_Set exercise_:
Answer with one number only: the number of lines that contain "JSON".

_Supplied material_:
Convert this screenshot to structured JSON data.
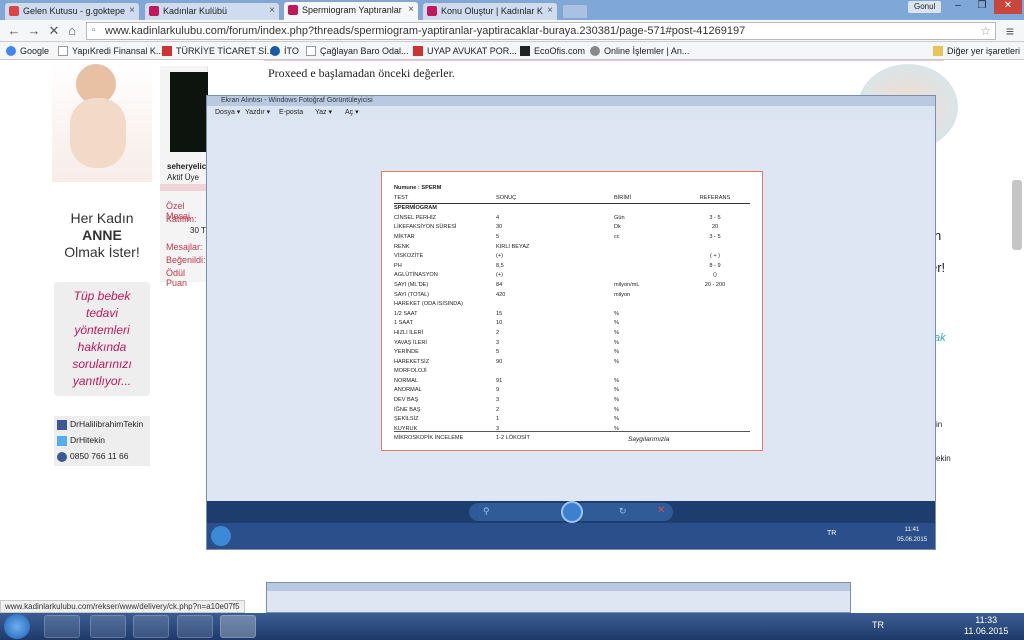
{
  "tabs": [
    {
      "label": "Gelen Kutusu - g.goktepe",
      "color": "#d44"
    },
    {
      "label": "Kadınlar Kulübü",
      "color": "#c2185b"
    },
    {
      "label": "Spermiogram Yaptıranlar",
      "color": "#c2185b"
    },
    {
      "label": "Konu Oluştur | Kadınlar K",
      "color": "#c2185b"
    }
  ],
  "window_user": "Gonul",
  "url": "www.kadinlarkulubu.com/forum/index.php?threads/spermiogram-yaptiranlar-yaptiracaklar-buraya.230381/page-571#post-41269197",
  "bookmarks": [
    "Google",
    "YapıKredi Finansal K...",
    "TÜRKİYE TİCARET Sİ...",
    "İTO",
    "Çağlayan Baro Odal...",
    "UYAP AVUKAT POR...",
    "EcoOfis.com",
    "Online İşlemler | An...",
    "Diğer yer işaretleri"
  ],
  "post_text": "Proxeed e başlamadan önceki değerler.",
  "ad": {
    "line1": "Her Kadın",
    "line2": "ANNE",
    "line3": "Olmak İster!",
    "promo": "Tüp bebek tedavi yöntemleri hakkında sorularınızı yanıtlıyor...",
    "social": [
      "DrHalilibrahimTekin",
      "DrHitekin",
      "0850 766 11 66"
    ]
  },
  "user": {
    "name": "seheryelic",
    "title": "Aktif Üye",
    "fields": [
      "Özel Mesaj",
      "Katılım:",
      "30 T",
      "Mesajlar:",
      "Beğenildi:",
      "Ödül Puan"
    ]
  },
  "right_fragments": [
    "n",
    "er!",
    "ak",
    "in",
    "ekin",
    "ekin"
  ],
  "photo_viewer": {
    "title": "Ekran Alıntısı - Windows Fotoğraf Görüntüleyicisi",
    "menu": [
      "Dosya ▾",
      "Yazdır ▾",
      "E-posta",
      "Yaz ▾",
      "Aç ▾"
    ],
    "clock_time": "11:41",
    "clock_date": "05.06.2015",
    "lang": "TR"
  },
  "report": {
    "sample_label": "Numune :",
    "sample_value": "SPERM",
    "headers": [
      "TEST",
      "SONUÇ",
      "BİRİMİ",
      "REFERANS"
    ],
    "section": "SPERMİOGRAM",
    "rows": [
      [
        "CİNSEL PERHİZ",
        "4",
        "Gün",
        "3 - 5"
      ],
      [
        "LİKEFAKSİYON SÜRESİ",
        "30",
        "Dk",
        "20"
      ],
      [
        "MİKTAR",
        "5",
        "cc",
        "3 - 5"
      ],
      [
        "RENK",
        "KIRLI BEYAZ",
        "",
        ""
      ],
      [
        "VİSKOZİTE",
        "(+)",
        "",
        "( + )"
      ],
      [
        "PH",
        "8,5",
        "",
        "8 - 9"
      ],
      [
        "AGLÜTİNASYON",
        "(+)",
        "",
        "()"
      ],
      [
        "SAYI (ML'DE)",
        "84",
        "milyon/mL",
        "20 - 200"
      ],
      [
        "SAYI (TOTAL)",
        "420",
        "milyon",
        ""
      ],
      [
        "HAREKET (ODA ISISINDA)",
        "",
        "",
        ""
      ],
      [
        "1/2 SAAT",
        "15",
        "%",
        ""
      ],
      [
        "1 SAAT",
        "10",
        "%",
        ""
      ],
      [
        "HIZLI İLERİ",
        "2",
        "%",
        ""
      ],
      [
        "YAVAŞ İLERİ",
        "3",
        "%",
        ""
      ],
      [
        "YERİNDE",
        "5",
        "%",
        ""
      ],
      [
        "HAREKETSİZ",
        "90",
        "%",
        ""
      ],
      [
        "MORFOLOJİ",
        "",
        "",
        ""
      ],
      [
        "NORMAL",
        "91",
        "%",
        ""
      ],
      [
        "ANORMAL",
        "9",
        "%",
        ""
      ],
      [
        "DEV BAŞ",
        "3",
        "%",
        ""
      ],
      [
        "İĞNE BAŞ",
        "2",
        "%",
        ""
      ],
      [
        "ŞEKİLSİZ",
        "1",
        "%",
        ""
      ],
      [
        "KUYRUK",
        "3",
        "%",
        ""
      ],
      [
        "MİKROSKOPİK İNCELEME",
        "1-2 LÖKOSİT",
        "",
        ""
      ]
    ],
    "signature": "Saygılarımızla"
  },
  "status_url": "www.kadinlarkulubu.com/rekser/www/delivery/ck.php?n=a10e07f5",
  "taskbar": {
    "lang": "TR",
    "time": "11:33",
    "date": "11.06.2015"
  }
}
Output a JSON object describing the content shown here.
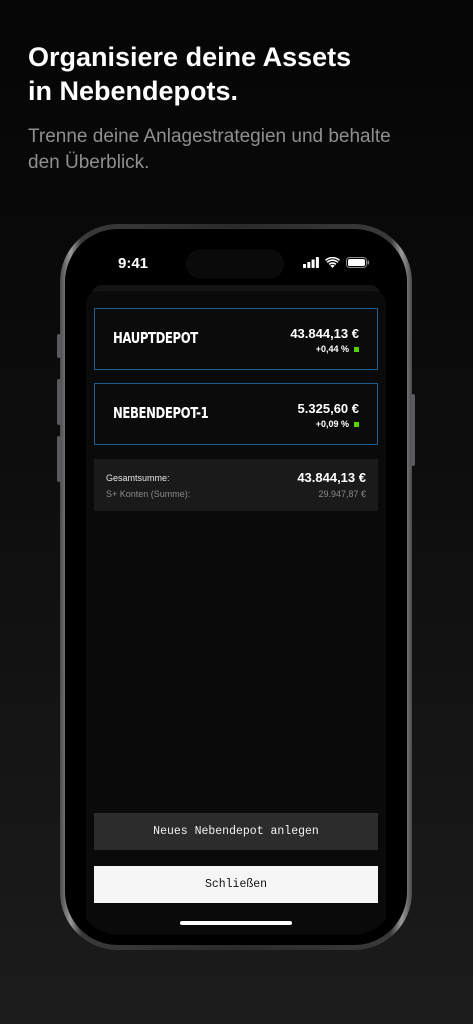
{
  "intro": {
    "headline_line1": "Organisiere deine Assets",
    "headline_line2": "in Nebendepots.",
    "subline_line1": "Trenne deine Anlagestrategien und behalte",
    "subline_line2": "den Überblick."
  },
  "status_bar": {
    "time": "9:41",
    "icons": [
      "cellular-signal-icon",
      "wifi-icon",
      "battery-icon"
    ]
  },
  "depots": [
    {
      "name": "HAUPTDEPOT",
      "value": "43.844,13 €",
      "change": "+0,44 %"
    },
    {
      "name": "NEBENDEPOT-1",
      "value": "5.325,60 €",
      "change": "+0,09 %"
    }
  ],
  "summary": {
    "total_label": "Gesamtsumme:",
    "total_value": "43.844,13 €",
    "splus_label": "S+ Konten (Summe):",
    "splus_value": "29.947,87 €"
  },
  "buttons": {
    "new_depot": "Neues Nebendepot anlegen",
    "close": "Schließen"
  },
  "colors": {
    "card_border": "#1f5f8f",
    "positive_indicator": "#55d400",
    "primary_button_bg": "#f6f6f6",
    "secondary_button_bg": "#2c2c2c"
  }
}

_Result_:
2